### Aim of the task
Turn the material's lines into a JSON list of strings, with one string per line and no blank lines. Start at the line containing "625, 110, 655]" and end at the line containing "distance-formula: d= $Ax_0+By_0+Cz_0+D$", including both of those lines and nothing outside that range.
"""
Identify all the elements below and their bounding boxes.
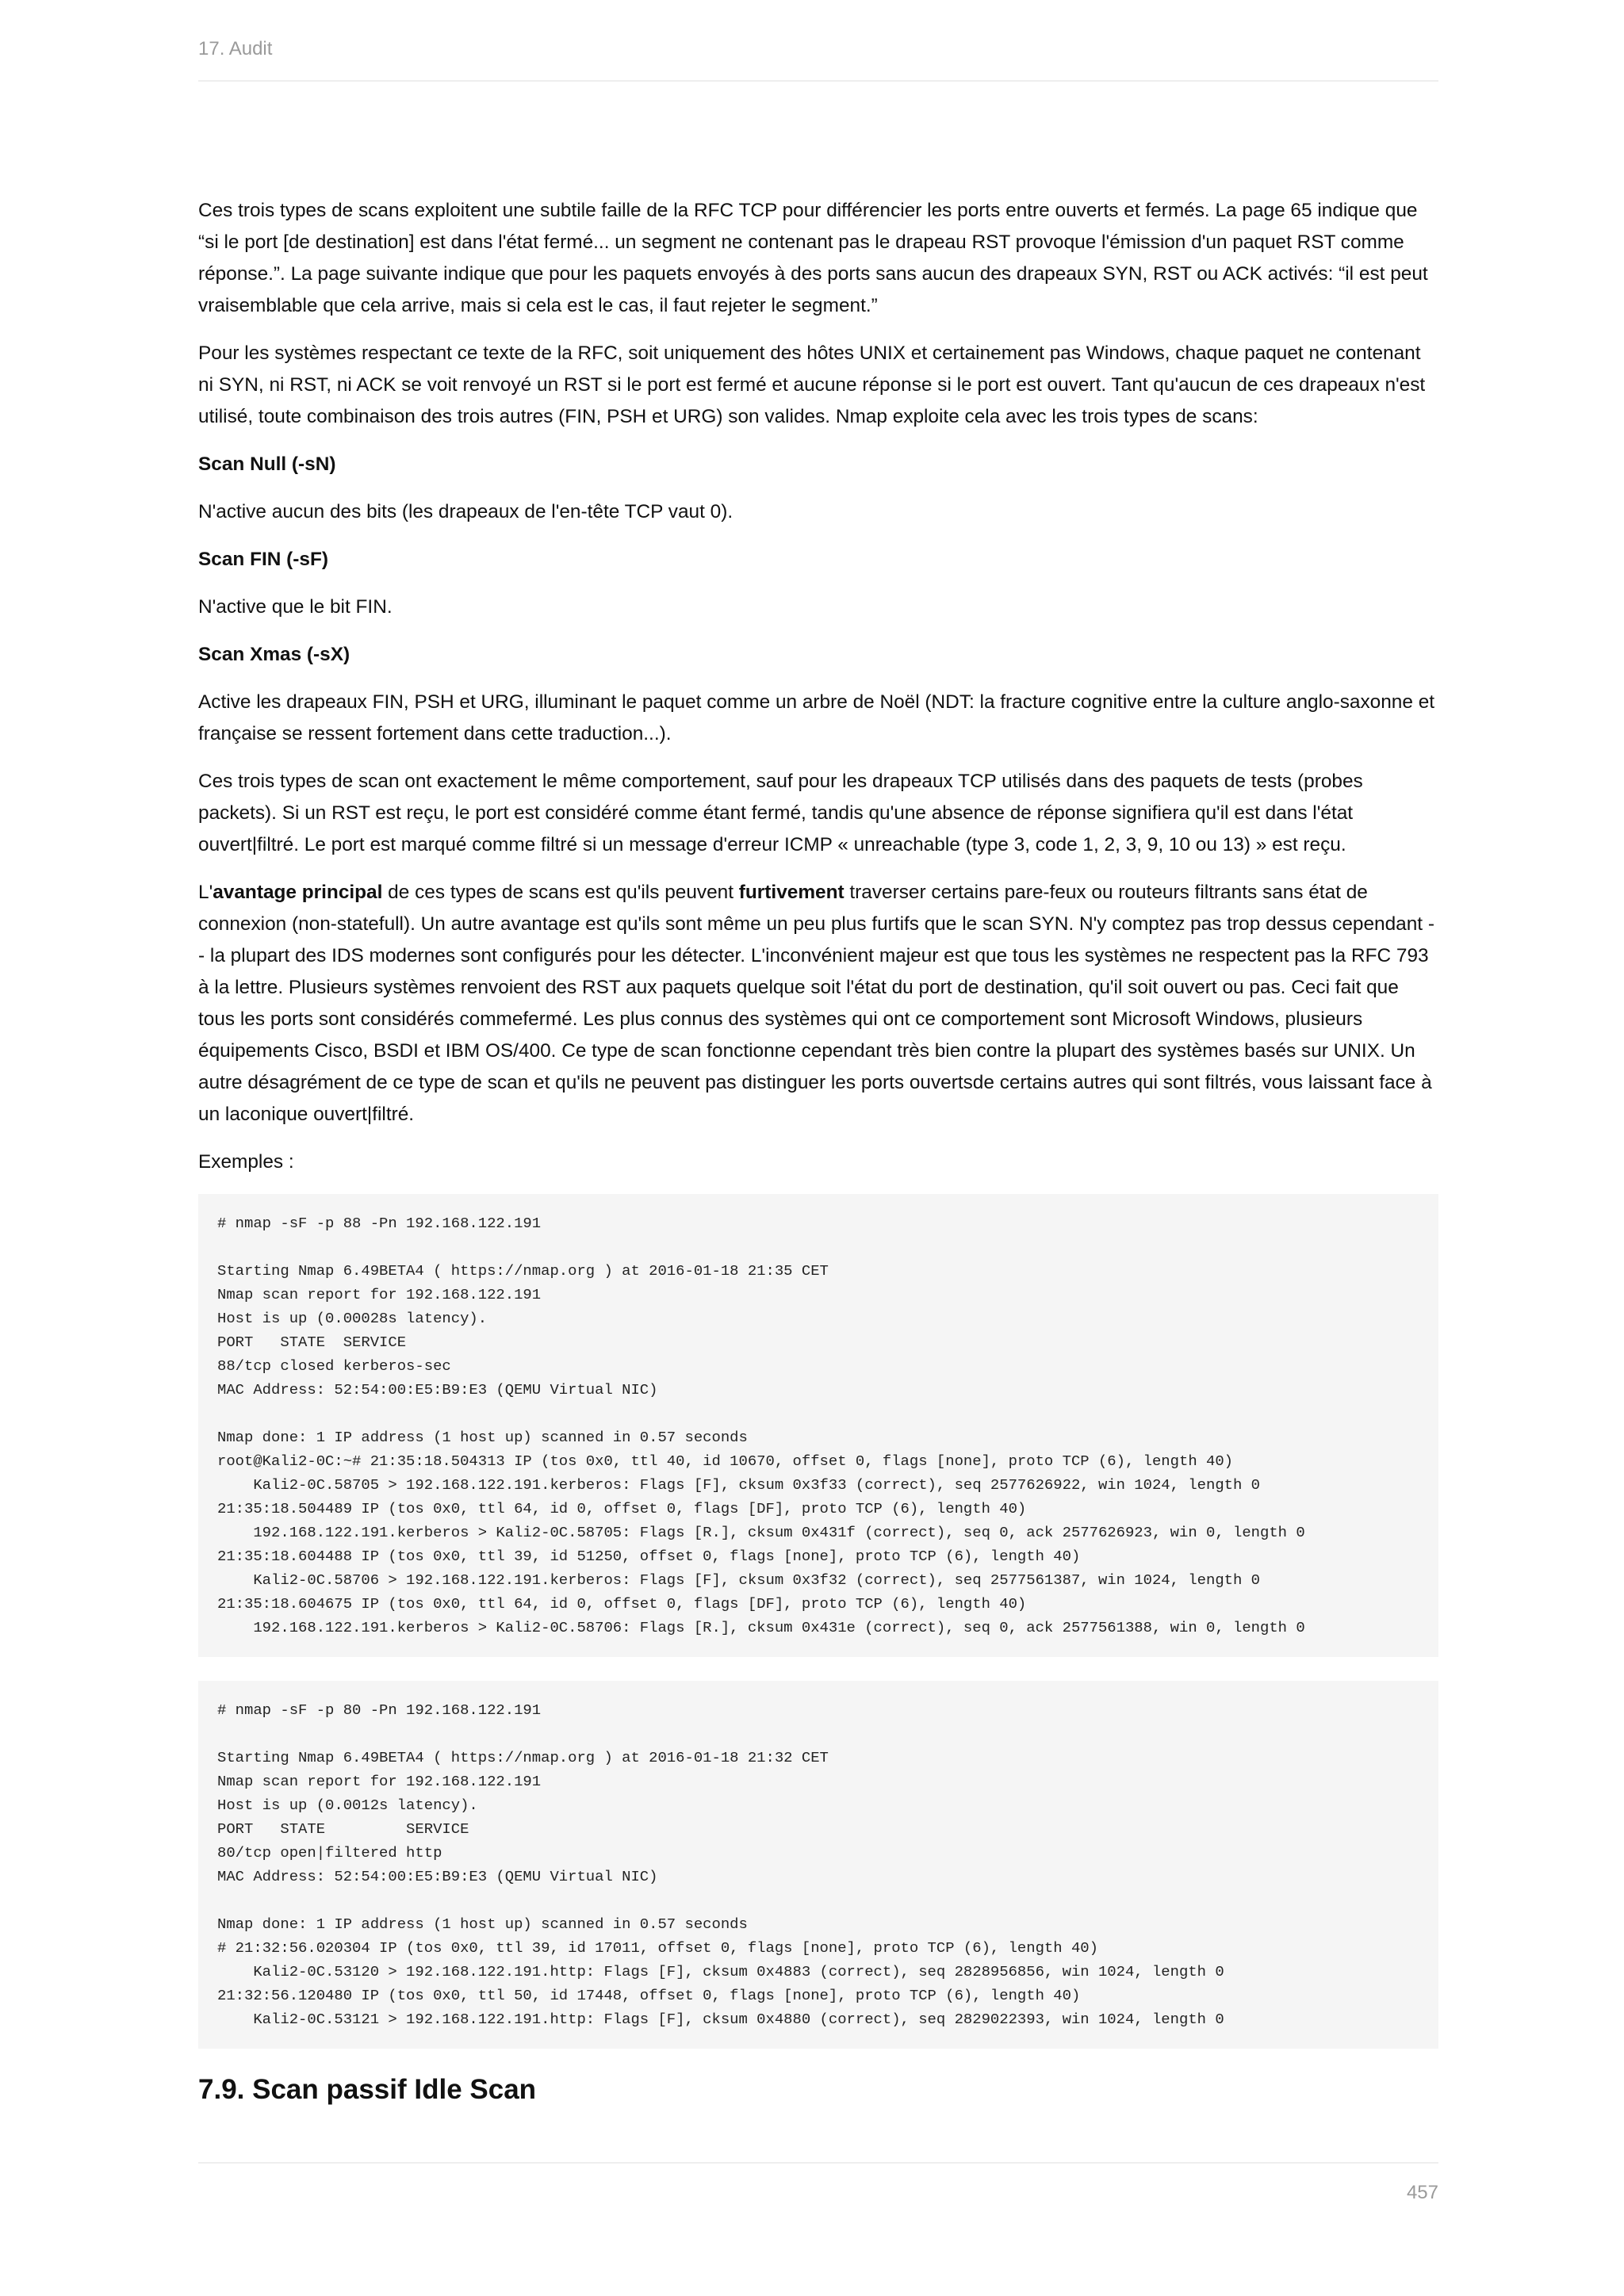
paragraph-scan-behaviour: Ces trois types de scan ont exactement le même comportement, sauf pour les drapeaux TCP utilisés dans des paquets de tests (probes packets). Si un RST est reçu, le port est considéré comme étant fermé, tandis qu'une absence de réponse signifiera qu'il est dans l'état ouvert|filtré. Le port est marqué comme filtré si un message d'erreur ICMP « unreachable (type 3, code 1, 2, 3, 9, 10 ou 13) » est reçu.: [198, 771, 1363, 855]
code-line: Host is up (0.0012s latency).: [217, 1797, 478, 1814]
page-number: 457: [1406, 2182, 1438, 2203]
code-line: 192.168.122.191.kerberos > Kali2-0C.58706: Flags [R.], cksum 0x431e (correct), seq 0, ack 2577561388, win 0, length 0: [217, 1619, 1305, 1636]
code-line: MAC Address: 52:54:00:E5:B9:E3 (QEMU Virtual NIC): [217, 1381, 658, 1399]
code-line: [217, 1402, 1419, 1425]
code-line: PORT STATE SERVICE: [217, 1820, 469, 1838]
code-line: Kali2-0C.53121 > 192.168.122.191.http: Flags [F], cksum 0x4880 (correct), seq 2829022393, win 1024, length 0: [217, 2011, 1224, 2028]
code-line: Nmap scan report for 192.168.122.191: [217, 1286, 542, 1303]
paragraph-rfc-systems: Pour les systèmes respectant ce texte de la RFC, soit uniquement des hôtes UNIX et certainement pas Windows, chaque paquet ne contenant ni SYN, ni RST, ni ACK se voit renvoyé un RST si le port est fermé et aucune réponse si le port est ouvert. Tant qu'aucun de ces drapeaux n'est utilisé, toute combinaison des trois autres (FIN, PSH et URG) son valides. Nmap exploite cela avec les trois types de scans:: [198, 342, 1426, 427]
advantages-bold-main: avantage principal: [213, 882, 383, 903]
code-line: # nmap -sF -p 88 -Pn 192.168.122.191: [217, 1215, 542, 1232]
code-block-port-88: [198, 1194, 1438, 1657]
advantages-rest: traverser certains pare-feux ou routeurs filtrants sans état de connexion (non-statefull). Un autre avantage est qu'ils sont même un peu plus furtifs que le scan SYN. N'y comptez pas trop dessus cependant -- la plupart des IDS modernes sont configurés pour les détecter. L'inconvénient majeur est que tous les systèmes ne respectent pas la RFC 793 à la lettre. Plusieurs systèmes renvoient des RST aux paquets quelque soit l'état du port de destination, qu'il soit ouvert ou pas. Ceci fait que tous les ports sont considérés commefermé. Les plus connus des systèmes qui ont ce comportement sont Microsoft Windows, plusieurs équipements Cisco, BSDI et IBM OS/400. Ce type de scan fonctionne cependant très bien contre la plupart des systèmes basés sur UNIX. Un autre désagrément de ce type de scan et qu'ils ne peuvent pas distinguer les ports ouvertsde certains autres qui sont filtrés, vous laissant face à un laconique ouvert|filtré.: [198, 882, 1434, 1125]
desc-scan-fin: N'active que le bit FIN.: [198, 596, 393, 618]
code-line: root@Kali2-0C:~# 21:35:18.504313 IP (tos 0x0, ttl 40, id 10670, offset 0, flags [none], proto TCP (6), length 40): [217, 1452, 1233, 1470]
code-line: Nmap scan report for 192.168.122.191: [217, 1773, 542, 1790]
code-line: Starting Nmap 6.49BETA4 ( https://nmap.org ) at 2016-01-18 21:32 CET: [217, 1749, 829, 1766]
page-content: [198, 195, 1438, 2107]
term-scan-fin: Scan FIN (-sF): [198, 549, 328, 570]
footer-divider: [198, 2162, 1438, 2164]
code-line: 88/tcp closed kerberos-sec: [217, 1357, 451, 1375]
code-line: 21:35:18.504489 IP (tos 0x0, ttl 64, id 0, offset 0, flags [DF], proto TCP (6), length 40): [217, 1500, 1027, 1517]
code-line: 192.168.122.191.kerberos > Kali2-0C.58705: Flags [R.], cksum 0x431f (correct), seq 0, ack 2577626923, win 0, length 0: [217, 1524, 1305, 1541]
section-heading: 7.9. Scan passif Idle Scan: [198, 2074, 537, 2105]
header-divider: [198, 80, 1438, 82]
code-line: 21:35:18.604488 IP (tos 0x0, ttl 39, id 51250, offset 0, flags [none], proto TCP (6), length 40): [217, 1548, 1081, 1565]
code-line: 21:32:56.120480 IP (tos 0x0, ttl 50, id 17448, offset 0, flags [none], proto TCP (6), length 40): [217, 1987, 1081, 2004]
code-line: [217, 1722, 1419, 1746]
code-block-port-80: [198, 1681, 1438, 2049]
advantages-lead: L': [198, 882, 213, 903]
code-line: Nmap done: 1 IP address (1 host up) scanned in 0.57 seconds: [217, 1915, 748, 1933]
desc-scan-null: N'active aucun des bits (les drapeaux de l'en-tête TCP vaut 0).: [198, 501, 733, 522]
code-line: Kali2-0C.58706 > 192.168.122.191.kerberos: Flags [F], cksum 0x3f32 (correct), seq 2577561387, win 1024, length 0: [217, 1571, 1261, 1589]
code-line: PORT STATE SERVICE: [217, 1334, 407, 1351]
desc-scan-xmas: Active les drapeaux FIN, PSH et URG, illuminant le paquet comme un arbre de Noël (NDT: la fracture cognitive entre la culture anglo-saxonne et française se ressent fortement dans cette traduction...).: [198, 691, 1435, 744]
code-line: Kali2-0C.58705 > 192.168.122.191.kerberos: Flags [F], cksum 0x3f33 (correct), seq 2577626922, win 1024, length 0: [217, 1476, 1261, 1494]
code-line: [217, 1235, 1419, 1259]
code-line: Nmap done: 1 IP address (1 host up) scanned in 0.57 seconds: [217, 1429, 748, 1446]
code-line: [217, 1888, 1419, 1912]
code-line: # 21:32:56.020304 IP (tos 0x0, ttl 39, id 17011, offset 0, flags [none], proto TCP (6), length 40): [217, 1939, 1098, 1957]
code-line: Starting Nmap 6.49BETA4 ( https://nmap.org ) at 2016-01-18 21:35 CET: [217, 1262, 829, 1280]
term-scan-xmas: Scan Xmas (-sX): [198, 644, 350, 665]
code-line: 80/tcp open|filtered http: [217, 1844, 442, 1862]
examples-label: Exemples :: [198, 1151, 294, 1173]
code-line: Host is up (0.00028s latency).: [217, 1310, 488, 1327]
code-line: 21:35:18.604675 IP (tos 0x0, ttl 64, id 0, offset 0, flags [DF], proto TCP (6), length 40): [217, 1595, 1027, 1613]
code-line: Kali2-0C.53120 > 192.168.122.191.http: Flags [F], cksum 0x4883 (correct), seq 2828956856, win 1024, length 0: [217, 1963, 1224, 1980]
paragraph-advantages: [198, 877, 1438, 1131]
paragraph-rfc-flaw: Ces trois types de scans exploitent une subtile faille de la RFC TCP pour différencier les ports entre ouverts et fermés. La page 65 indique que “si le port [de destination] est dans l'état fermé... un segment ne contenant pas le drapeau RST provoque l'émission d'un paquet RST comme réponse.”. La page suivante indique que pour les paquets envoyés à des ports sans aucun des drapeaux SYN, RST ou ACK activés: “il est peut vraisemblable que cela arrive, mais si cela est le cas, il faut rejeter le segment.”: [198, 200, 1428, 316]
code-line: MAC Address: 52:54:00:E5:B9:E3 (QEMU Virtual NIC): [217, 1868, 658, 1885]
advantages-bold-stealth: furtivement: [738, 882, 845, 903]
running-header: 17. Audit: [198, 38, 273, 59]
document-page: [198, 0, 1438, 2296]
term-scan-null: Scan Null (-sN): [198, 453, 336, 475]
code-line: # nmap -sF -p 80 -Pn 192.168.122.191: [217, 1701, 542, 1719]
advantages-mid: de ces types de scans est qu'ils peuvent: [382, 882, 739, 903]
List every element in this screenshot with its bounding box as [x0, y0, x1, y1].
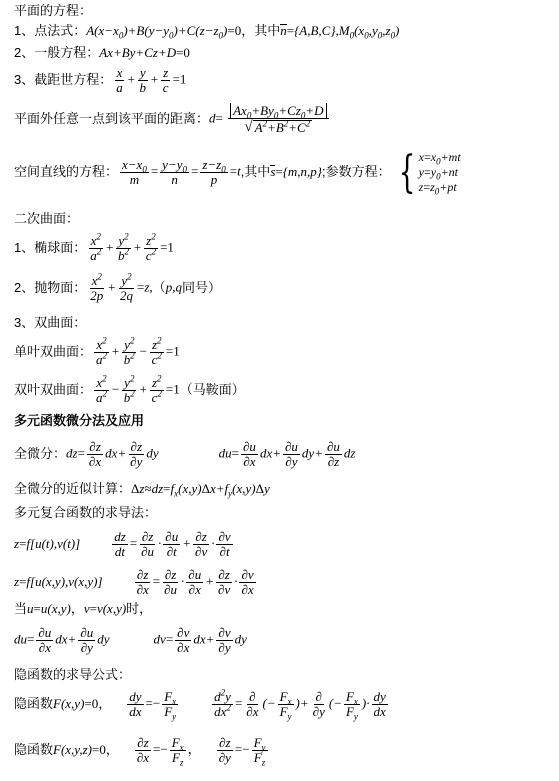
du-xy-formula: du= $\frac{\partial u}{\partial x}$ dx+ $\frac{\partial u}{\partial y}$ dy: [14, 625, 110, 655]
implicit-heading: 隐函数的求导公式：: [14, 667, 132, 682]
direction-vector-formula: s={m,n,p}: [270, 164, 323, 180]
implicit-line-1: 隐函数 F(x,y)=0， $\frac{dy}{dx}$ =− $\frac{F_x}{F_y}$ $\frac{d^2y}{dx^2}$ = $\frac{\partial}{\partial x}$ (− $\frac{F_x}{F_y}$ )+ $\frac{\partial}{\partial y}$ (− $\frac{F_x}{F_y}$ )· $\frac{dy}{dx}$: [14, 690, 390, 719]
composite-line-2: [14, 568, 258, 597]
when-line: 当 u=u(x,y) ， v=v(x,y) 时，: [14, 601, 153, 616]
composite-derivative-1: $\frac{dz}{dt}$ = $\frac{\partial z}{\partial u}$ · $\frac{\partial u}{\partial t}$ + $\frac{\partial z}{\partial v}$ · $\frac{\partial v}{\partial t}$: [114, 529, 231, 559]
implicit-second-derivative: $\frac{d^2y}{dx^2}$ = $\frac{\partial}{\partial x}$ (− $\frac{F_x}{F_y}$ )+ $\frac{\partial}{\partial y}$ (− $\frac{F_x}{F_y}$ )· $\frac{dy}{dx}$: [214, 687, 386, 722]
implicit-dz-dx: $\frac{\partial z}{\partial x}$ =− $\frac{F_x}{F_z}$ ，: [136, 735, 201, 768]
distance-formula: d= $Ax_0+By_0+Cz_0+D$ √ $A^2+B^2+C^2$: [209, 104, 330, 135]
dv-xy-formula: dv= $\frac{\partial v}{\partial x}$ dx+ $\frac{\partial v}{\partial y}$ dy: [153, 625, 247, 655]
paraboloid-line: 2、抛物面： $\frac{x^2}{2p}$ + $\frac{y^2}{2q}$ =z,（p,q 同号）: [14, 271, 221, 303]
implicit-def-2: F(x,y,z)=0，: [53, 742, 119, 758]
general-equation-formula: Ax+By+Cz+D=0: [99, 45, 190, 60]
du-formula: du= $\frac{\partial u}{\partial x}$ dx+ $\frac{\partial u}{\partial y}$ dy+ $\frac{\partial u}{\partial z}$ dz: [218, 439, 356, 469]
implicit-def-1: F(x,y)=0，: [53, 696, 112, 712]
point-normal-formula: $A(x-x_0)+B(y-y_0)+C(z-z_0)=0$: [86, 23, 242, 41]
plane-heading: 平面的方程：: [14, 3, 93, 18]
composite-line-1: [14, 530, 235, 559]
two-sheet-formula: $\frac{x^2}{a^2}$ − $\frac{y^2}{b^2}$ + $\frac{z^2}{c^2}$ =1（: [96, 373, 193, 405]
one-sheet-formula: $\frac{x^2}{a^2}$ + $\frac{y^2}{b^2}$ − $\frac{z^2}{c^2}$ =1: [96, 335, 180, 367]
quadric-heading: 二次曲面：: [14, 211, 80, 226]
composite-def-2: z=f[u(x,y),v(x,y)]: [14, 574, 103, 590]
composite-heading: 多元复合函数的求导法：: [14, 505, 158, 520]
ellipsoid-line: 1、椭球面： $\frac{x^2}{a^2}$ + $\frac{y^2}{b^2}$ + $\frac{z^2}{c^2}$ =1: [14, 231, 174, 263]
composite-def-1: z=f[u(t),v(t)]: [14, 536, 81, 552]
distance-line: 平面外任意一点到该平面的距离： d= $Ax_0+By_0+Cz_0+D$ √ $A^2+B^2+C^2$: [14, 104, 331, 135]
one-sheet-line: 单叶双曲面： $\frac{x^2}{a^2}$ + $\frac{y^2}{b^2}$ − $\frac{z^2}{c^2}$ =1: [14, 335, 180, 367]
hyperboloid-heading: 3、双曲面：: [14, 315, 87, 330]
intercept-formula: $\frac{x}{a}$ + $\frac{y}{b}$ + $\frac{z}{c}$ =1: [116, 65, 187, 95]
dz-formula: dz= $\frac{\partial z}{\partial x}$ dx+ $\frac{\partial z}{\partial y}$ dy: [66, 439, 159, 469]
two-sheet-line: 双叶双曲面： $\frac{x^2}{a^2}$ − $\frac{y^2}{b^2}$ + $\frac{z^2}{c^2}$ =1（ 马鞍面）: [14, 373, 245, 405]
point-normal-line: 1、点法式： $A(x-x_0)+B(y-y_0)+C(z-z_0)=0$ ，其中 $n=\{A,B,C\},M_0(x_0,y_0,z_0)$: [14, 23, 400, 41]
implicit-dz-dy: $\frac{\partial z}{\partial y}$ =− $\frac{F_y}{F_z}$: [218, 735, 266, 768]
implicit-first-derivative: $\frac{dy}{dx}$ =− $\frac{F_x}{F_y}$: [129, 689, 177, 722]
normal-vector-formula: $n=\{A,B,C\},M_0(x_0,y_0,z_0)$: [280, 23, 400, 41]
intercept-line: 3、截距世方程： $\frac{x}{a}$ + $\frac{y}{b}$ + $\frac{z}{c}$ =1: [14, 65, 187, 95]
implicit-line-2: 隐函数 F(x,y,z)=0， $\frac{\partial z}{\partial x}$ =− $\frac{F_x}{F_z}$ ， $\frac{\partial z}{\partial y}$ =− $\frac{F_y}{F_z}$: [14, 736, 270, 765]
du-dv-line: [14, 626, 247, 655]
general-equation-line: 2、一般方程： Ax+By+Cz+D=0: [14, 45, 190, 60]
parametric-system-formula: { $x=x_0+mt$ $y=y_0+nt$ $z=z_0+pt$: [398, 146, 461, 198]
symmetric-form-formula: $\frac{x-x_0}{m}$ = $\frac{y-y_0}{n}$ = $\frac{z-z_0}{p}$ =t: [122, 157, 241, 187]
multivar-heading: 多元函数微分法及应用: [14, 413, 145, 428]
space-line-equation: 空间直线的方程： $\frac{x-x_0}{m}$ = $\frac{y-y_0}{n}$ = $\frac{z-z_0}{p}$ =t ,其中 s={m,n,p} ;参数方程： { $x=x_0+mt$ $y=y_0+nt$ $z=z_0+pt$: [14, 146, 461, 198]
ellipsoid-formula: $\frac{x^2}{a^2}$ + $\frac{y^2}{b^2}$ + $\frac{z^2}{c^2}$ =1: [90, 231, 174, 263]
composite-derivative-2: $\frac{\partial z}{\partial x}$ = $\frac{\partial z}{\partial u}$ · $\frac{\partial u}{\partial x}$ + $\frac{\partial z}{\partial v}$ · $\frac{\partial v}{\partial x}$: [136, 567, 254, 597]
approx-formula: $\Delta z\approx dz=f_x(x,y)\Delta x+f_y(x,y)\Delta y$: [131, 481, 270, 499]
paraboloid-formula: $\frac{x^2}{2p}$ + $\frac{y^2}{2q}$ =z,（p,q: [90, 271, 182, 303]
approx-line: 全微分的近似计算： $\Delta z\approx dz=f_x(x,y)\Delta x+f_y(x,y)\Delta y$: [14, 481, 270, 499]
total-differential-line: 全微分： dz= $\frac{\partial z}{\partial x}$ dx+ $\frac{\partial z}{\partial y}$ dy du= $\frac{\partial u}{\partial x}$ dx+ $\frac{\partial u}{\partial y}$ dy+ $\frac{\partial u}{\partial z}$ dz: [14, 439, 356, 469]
"""
### Written solution
[
  "du-xy-formula: du= $\\frac{\\partial u}{\\partial x}$ dx+ $\\frac{\\partial u}{\\partial y}$ dy: [14, 625, 110, 655]",
  "implicit-heading: 隐函数的求导公式：: [14, 667, 132, 682]",
  "direction-vector-formula: s={m,n,p}: [270, 164, 323, 180]",
  "implicit-line-1: 隐函数 F(x,y)=0， $\\frac{dy}{dx}$ =− $\\frac{F_x}{F_y}$ $\\frac{d^2y}{dx^2}$ = $\\frac{\\partial}{\\partial x}$ (− $\\frac{F_x}{F_y}$ )+ $\\frac{\\partial}{\\partial y}$ (− $\\frac{F_x}{F_y}$ )· $\\frac{dy}{dx}$: [14, 690, 390, 719]",
  "composite-line-2: [14, 568, 258, 597]",
  "when-line: 当 u=u(x,y) ， v=v(x,y) 时，: [14, 601, 153, 616]",
  "composite-derivative-1: $\\frac{dz}{dt}$ = $\\frac{\\partial z}{\\partial u}$ · $\\frac{\\partial u}{\\partial t}$ + $\\frac{\\partial z}{\\partial v}$ · $\\frac{\\partial v}{\\partial t}$: [114, 529, 231, 559]",
  "implicit-second-derivative: $\\frac{d^2y}{dx^2}$ = $\\frac{\\partial}{\\partial x}$ (− $\\frac{F_x}{F_y}$ )+ $\\frac{\\partial}{\\partial y}$ (− $\\frac{F_x}{F_y}$ )· $\\frac{dy}{dx}$: [214, 687, 386, 722]",
  "implicit-dz-dx: $\\frac{\\partial z}{\\partial x}$ =− $\\frac{F_x}{F_z}$ ，: [136, 735, 201, 768]",
  "distance-formula: d= $Ax_0+By_0+Cz_0+D$ √ $A^2+B^2+C^2$: [209, 104, 330, 135]"
]